▸ **Work instructions**
Pictures stay out of your copy, but everything else in the records below must be repeated exactly.

▸ **Material for the task**
▬▬▬▬▬▬
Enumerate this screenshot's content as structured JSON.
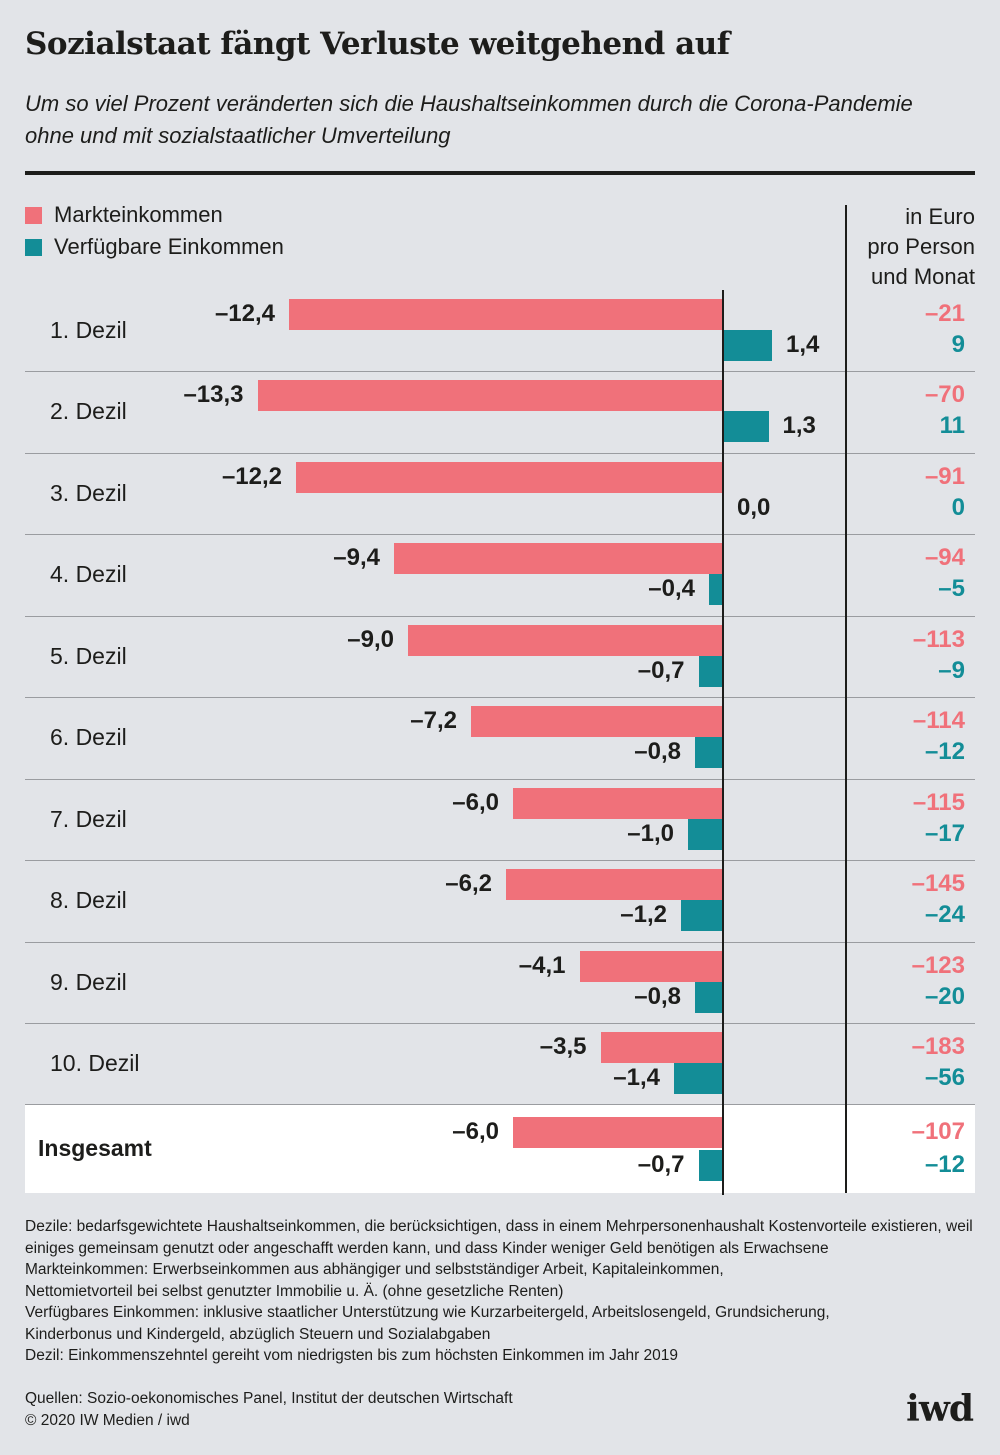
{
  "title": "Sozialstaat fängt Verluste weitgehend auf",
  "subtitle": "Um so viel Prozent veränderten sich die Haushaltseinkommen durch die Corona-Pandemie ohne und mit sozialstaatlicher Umverteilung",
  "unit_header": [
    "in Euro",
    "pro Person",
    "und Monat"
  ],
  "colors": {
    "market": "#f0717a",
    "available": "#138d97"
  },
  "chart_data": {
    "type": "bar",
    "orientation": "horizontal",
    "categories": [
      "1. Dezil",
      "2. Dezil",
      "3. Dezil",
      "4. Dezil",
      "5. Dezil",
      "6. Dezil",
      "7. Dezil",
      "8. Dezil",
      "9. Dezil",
      "10. Dezil",
      "Insgesamt"
    ],
    "series": [
      {
        "name": "Markteinkommen",
        "values": [
          -12.4,
          -13.3,
          -12.2,
          -9.4,
          -9.0,
          -7.2,
          -6.0,
          -6.2,
          -4.1,
          -3.5,
          -6.0
        ],
        "labels": [
          "–12,4",
          "–13,3",
          "–12,2",
          "–9,4",
          "–9,0",
          "–7,2",
          "–6,0",
          "–6,2",
          "–4,1",
          "–3,5",
          "–6,0"
        ],
        "euro": [
          "–21",
          "–70",
          "–91",
          "–94",
          "–113",
          "–114",
          "–115",
          "–145",
          "–123",
          "–183",
          "–107"
        ]
      },
      {
        "name": "Verfügbare Einkommen",
        "values": [
          1.4,
          1.3,
          0.0,
          -0.4,
          -0.7,
          -0.8,
          -1.0,
          -1.2,
          -0.8,
          -1.4,
          -0.7
        ],
        "labels": [
          "1,4",
          "1,3",
          "0,0",
          "–0,4",
          "–0,7",
          "–0,8",
          "–1,0",
          "–1,2",
          "–0,8",
          "–1,4",
          "–0,7"
        ],
        "euro": [
          "9",
          "11",
          "0",
          "–5",
          "–9",
          "–12",
          "–17",
          "–24",
          "–20",
          "–56",
          "–12"
        ]
      }
    ],
    "legend_position": "top-left",
    "grid": false
  },
  "notes": [
    "Dezile: bedarfsgewichtete Haushaltseinkommen, die berücksichtigen, dass in einem Mehrpersonenhaushalt Kostenvorteile exis­tieren, weil einiges gemeinsam genutzt oder angeschafft werden kann, und dass Kinder weniger Geld benötigen als Erwachsene",
    "Markteinkommen: Erwerbseinkommen aus abhängiger und selbstständiger Arbeit, Kapitaleinkommen,",
    "Nettomietvorteil bei selbst genutzter Immobilie u. Ä. (ohne gesetzliche Renten)",
    "Verfügbares Einkommen: inklusive staatlicher Unterstützung wie Kurzarbeitergeld, Arbeitslosengeld, Grundsicherung,",
    "Kinderbonus und Kindergeld, abzüglich Steuern und Sozialabgaben",
    "Dezil: Einkommenszehntel gereiht vom niedrigsten bis zum höchsten Einkommen im Jahr 2019"
  ],
  "sources": "Quellen: Sozio-oekonomisches Panel, Institut der deutschen Wirtschaft",
  "copyright": "© 2020 IW Medien / iwd",
  "logo": "iwd"
}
▬▬▬▬▬▬
▸ **Task result**
Enumerate this screenshot's content as structured JSON.
{
  "title": "Sozialstaat fängt Verluste weitgehend auf",
  "subtitle": "Um so viel Prozent veränderten sich die Haushaltseinkommen durch die Corona-Pandemie ohne und mit sozialstaatlicher Umverteilung",
  "unit_header": [
    "in Euro",
    "pro Person",
    "und Monat"
  ],
  "colors": {
    "market": "#f0717a",
    "available": "#138d97"
  },
  "chart_data": {
    "type": "bar",
    "orientation": "horizontal",
    "categories": [
      "1. Dezil",
      "2. Dezil",
      "3. Dezil",
      "4. Dezil",
      "5. Dezil",
      "6. Dezil",
      "7. Dezil",
      "8. Dezil",
      "9. Dezil",
      "10. Dezil",
      "Insgesamt"
    ],
    "series": [
      {
        "name": "Markteinkommen",
        "values": [
          -12.4,
          -13.3,
          -12.2,
          -9.4,
          -9.0,
          -7.2,
          -6.0,
          -6.2,
          -4.1,
          -3.5,
          -6.0
        ],
        "labels": [
          "–12,4",
          "–13,3",
          "–12,2",
          "–9,4",
          "–9,0",
          "–7,2",
          "–6,0",
          "–6,2",
          "–4,1",
          "–3,5",
          "–6,0"
        ],
        "euro": [
          "–21",
          "–70",
          "–91",
          "–94",
          "–113",
          "–114",
          "–115",
          "–145",
          "–123",
          "–183",
          "–107"
        ]
      },
      {
        "name": "Verfügbare Einkommen",
        "values": [
          1.4,
          1.3,
          0.0,
          -0.4,
          -0.7,
          -0.8,
          -1.0,
          -1.2,
          -0.8,
          -1.4,
          -0.7
        ],
        "labels": [
          "1,4",
          "1,3",
          "0,0",
          "–0,4",
          "–0,7",
          "–0,8",
          "–1,0",
          "–1,2",
          "–0,8",
          "–1,4",
          "–0,7"
        ],
        "euro": [
          "9",
          "11",
          "0",
          "–5",
          "–9",
          "–12",
          "–17",
          "–24",
          "–20",
          "–56",
          "–12"
        ]
      }
    ],
    "legend_position": "top-left",
    "grid": false
  },
  "notes": [
    "Dezile: bedarfsgewichtete Haushaltseinkommen, die berücksichtigen, dass in einem Mehrpersonenhaushalt Kostenvorteile exis­tieren, weil einiges gemeinsam genutzt oder angeschafft werden kann, und dass Kinder weniger Geld benötigen als Erwachsene",
    "Markteinkommen: Erwerbseinkommen aus abhängiger und selbstständiger Arbeit, Kapitaleinkommen,",
    "Nettomietvorteil bei selbst genutzter Immobilie u. Ä. (ohne gesetzliche Renten)",
    "Verfügbares Einkommen: inklusive staatlicher Unterstützung wie Kurzarbeitergeld, Arbeitslosengeld, Grundsicherung,",
    "Kinderbonus und Kindergeld, abzüglich Steuern und Sozialabgaben",
    "Dezil: Einkommenszehntel gereiht vom niedrigsten bis zum höchsten Einkommen im Jahr 2019"
  ],
  "sources": "Quellen: Sozio-oekonomisches Panel, Institut der deutschen Wirtschaft",
  "copyright": "© 2020 IW Medien / iwd",
  "logo": "iwd"
}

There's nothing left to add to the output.